_Required task_
Without changing a character, return the entries, but not the images they hold.

_Stored records_
___
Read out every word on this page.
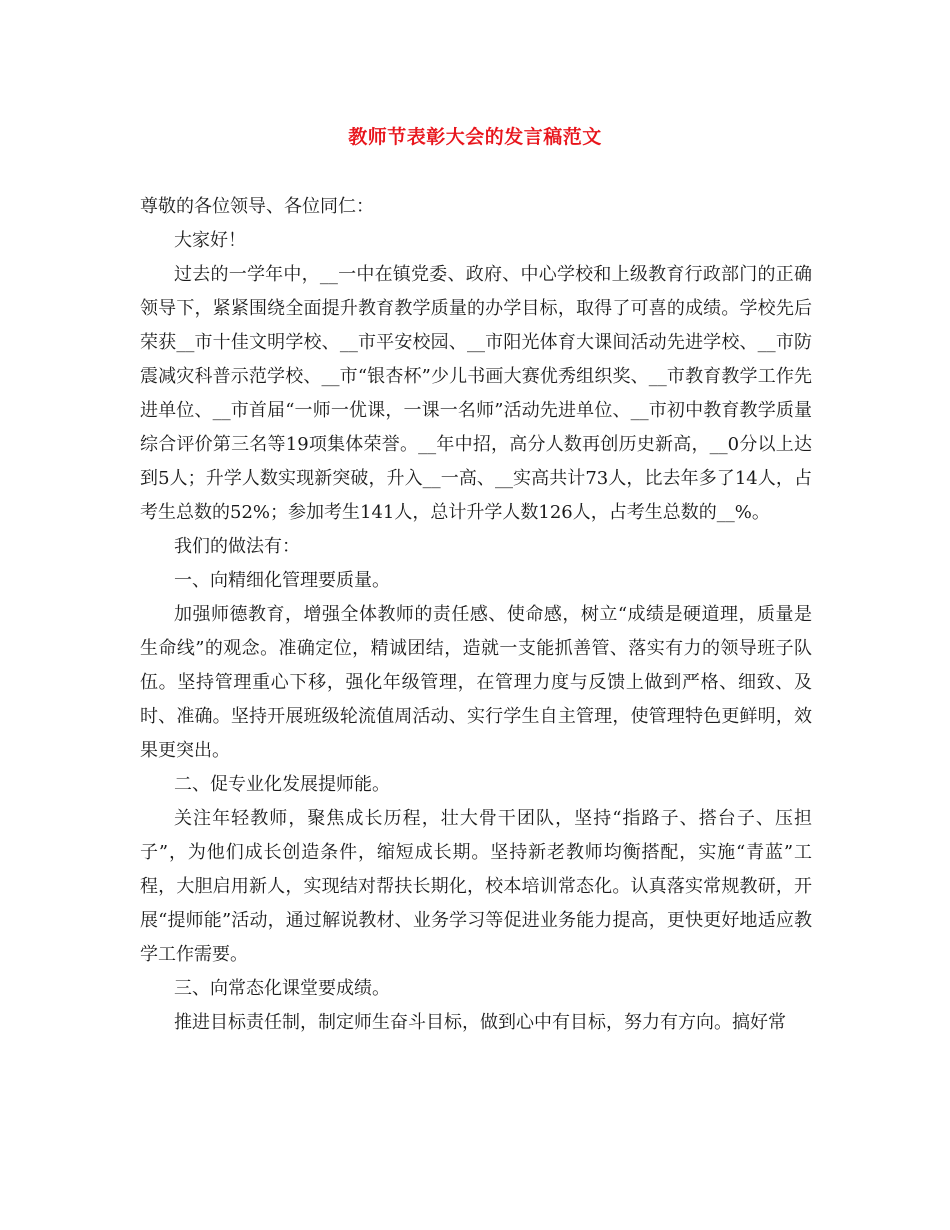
教师节表彰大会的发言稿范文

尊敬的各位领导、各位同仁：

大家好！

过去的一学年中，__一中在镇党委、政府、中心学校和上级教育行政部门的正确领导下，紧紧围绕全面提升教育教学质量的办学目标，取得了可喜的成绩。学校先后荣获__市十佳文明学校、__市平安校园、__市阳光体育大课间活动先进学校、__市防震减灾科普示范学校、__市“银杏杯”少儿书画大赛优秀组织奖、__市教育教学工作先进单位、__市首届“一师一优课，一课一名师”活动先进单位、__市初中教育教学质量综合评价第三名等19项集体荣誉。__年中招，高分人数再创历史新高，__0分以上达到5人；升学人数实现新突破，升入__一高、__实高共计73人，比去年多了14人，占考生总数的52%；参加考生141人，总计升学人数126人，占考生总数的__%。

我们的做法有：

一、向精细化管理要质量。

加强师德教育，增强全体教师的责任感、使命感，树立“成绩是硬道理，质量是生命线”的观念。准确定位，精诚团结，造就一支能抓善管、落实有力的领导班子队伍。坚持管理重心下移，强化年级管理，在管理力度与反馈上做到严格、细致、及时、准确。坚持开展班级轮流值周活动、实行学生自主管理，使管理特色更鲜明，效果更突出。

二、促专业化发展提师能。

关注年轻教师，聚焦成长历程，壮大骨干团队，坚持“指路子、搭台子、压担子”，为他们成长创造条件，缩短成长期。坚持新老教师均衡搭配，实施“青蓝”工程，大胆启用新人，实现结对帮扶长期化，校本培训常态化。认真落实常规教研，开展“提师能”活动，通过解说教材、业务学习等促进业务能力提高，更快更好地适应教学工作需要。

三、向常态化课堂要成绩。

推进目标责任制，制定师生奋斗目标，做到心中有目标，努力有方向。搞好常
___
_Expected output_
Read out every word on this page.
教师节表彰大会的发言稿范文

尊敬的各位领导、各位同仁：

大家好！

过去的一学年中，__一中在镇党委、政府、中心学校和上级教育行政部门的正确领导下，紧紧围绕全面提升教育教学质量的办学目标，取得了可喜的成绩。学校先后荣获__市十佳文明学校、__市平安校园、__市阳光体育大课间活动先进学校、__市防震减灾科普示范学校、__市“银杏杯”少儿书画大赛优秀组织奖、__市教育教学工作先进单位、__市首届“一师一优课，一课一名师”活动先进单位、__市初中教育教学质量综合评价第三名等19项集体荣誉。__年中招，高分人数再创历史新高，__0分以上达到5人；升学人数实现新突破，升入__一高、__实高共计73人，比去年多了14人，占考生总数的52%；参加考生141人，总计升学人数126人，占考生总数的__%。

我们的做法有：

一、向精细化管理要质量。

加强师德教育，增强全体教师的责任感、使命感，树立“成绩是硬道理，质量是生命线”的观念。准确定位，精诚团结，造就一支能抓善管、落实有力的领导班子队伍。坚持管理重心下移，强化年级管理，在管理力度与反馈上做到严格、细致、及时、准确。坚持开展班级轮流值周活动、实行学生自主管理，使管理特色更鲜明，效果更突出。

二、促专业化发展提师能。

关注年轻教师，聚焦成长历程，壮大骨干团队，坚持“指路子、搭台子、压担子”，为他们成长创造条件，缩短成长期。坚持新老教师均衡搭配，实施“青蓝”工程，大胆启用新人，实现结对帮扶长期化，校本培训常态化。认真落实常规教研，开展“提师能”活动，通过解说教材、业务学习等促进业务能力提高，更快更好地适应教学工作需要。

三、向常态化课堂要成绩。

推进目标责任制，制定师生奋斗目标，做到心中有目标，努力有方向。搞好常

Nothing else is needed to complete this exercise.